━━━━━ DATA FOR THIS EXERCISE ━━━━━
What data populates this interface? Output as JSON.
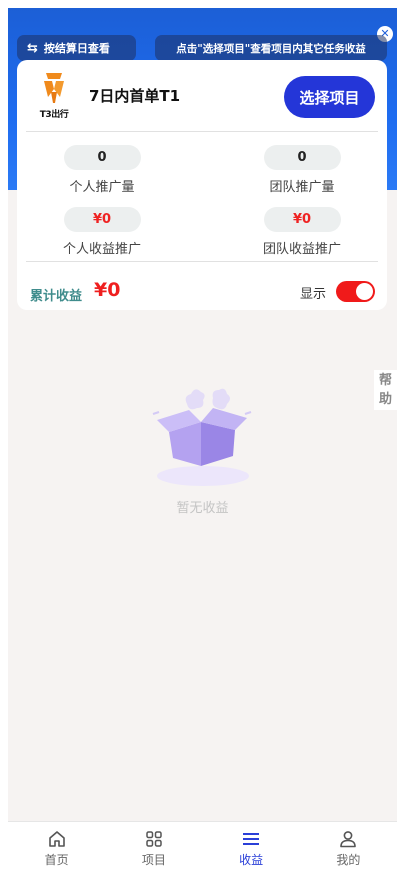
{
  "header": {
    "settle_label": "按结算日查看",
    "hint": "点击\"选择项目\"查看项目内其它任务收益"
  },
  "project": {
    "logo_text": "T3出行",
    "name": "7日内首单T1",
    "select_label": "选择项目"
  },
  "stats": [
    {
      "value": "0",
      "label": "个人推广量"
    },
    {
      "value": "0",
      "label": "团队推广量"
    },
    {
      "value": "¥0",
      "label": "个人收益推广"
    },
    {
      "value": "¥0",
      "label": "团队收益推广"
    }
  ],
  "total": {
    "label": "累计收益",
    "value": "¥0",
    "show_label": "显示",
    "show_enabled": true
  },
  "help_label": "帮助",
  "empty_text": "暂无收益",
  "tabs": [
    {
      "label": "首页",
      "icon": "home-icon"
    },
    {
      "label": "项目",
      "icon": "grid-icon"
    },
    {
      "label": "收益",
      "icon": "menu-icon"
    },
    {
      "label": "我的",
      "icon": "user-icon"
    }
  ],
  "colors": {
    "header_blue": "#1e6cf0",
    "select_button": "#2436d8",
    "money_red": "#ef1f1f",
    "total_label": "#3f8c8c",
    "active_tab": "#2a3fd8"
  }
}
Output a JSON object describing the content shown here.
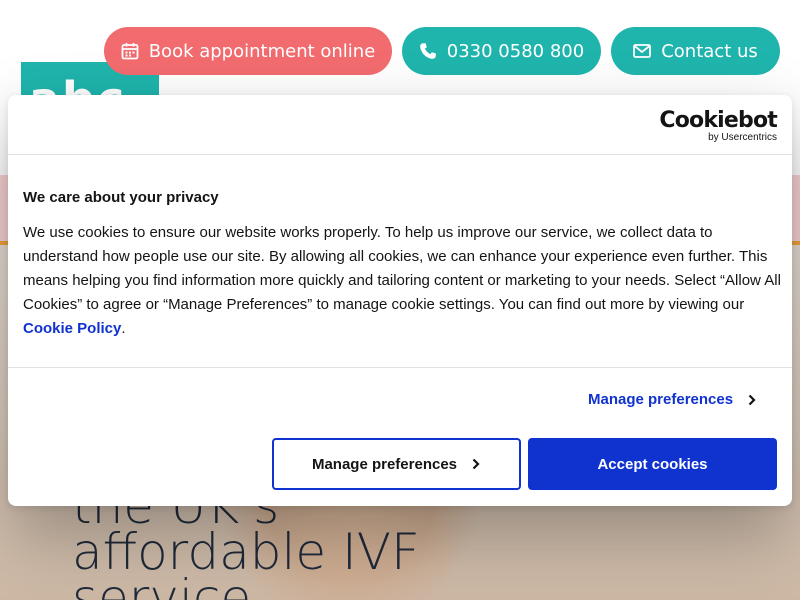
{
  "header": {
    "book_label": "Book appointment online",
    "phone_label": "0330 0580 800",
    "contact_label": "Contact us",
    "logo_text": "abc"
  },
  "hero": {
    "title_lines": [
      "the UK's",
      "affordable IVF",
      "service"
    ]
  },
  "cookie_dialog": {
    "brand": "Cookiebot",
    "brand_sub": "by Usercentrics",
    "title": "We care about your privacy",
    "body_text": "We use cookies to ensure our website works properly. To help us improve our service, we collect data to understand how people use our site. By allowing all cookies, we can enhance your experience even further. This means helping you find information more quickly and tailoring content or marketing to your needs. Select “Allow All Cookies” to agree or “Manage Preferences” to manage cookie settings. You can find out more by viewing our",
    "policy_link": "Cookie Policy",
    "body_end": ".",
    "manage_link_label": "Manage preferences",
    "manage_button_label": "Manage preferences",
    "accept_button_label": "Accept cookies"
  },
  "colors": {
    "coral": "#f26b6f",
    "teal": "#1fb5ad",
    "cookie_blue": "#1032cf"
  },
  "icons": {
    "book": "calendar-icon",
    "phone": "phone-icon",
    "contact": "envelope-icon",
    "chevron": "chevron-right-icon"
  }
}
━━━━━
* _JOB_:
Ignore the images and quote every line of the listing exactly.

* _RESULT OF THE TASK_:
What data populates this interface? Output as JSON.
{
  "header": {
    "settle_label": "按结算日查看",
    "hint": "点击\"选择项目\"查看项目内其它任务收益"
  },
  "project": {
    "logo_text": "T3出行",
    "name": "7日内首单T1",
    "select_label": "选择项目"
  },
  "stats": [
    {
      "value": "0",
      "label": "个人推广量"
    },
    {
      "value": "0",
      "label": "团队推广量"
    },
    {
      "value": "¥0",
      "label": "个人收益推广"
    },
    {
      "value": "¥0",
      "label": "团队收益推广"
    }
  ],
  "total": {
    "label": "累计收益",
    "value": "¥0",
    "show_label": "显示",
    "show_enabled": true
  },
  "help_label": "帮助",
  "empty_text": "暂无收益",
  "tabs": [
    {
      "label": "首页",
      "icon": "home-icon"
    },
    {
      "label": "项目",
      "icon": "grid-icon"
    },
    {
      "label": "收益",
      "icon": "menu-icon"
    },
    {
      "label": "我的",
      "icon": "user-icon"
    }
  ],
  "colors": {
    "header_blue": "#1e6cf0",
    "select_button": "#2436d8",
    "money_red": "#ef1f1f",
    "total_label": "#3f8c8c",
    "active_tab": "#2a3fd8"
  }
}
Output a JSON object describing the content shown here.
{
  "header": {
    "book_label": "Book appointment online",
    "phone_label": "0330 0580 800",
    "contact_label": "Contact us",
    "logo_text": "abc"
  },
  "hero": {
    "title_lines": [
      "the UK's",
      "affordable IVF",
      "service"
    ]
  },
  "cookie_dialog": {
    "brand": "Cookiebot",
    "brand_sub": "by Usercentrics",
    "title": "We care about your privacy",
    "body_text": "We use cookies to ensure our website works properly. To help us improve our service, we collect data to understand how people use our site. By allowing all cookies, we can enhance your experience even further. This means helping you find information more quickly and tailoring content or marketing to your needs. Select “Allow All Cookies” to agree or “Manage Preferences” to manage cookie settings. You can find out more by viewing our",
    "policy_link": "Cookie Policy",
    "body_end": ".",
    "manage_link_label": "Manage preferences",
    "manage_button_label": "Manage preferences",
    "accept_button_label": "Accept cookies"
  },
  "colors": {
    "coral": "#f26b6f",
    "teal": "#1fb5ad",
    "cookie_blue": "#1032cf"
  },
  "icons": {
    "book": "calendar-icon",
    "phone": "phone-icon",
    "contact": "envelope-icon",
    "chevron": "chevron-right-icon"
  }
}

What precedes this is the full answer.